## Task material
------------------------
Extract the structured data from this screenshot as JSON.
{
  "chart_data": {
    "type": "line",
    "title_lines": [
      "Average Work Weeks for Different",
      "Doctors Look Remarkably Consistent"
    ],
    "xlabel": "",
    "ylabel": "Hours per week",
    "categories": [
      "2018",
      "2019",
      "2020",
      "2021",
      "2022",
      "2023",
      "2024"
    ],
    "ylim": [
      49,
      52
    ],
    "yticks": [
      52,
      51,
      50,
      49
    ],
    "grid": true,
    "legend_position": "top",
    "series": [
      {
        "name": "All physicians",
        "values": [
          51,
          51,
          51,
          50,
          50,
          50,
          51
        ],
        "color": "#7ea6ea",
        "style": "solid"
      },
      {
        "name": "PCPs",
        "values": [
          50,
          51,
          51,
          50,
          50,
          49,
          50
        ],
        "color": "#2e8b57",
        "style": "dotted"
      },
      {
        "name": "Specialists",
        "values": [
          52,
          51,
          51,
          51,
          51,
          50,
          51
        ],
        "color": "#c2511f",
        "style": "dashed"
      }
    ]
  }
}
------------------------
## Your objective
Please repeat all the records above exactly as they appear.

## The answer
Extract the structured data from this screenshot as JSON.
{
  "chart_data": {
    "type": "line",
    "title_lines": [
      "Average Work Weeks for Different",
      "Doctors Look Remarkably Consistent"
    ],
    "xlabel": "",
    "ylabel": "Hours per week",
    "categories": [
      "2018",
      "2019",
      "2020",
      "2021",
      "2022",
      "2023",
      "2024"
    ],
    "ylim": [
      49,
      52
    ],
    "yticks": [
      52,
      51,
      50,
      49
    ],
    "grid": true,
    "legend_position": "top",
    "series": [
      {
        "name": "All physicians",
        "values": [
          51,
          51,
          51,
          50,
          50,
          50,
          51
        ],
        "color": "#7ea6ea",
        "style": "solid"
      },
      {
        "name": "PCPs",
        "values": [
          50,
          51,
          51,
          50,
          50,
          49,
          50
        ],
        "color": "#2e8b57",
        "style": "dotted"
      },
      {
        "name": "Specialists",
        "values": [
          52,
          51,
          51,
          51,
          51,
          50,
          51
        ],
        "color": "#c2511f",
        "style": "dashed"
      }
    ]
  }
}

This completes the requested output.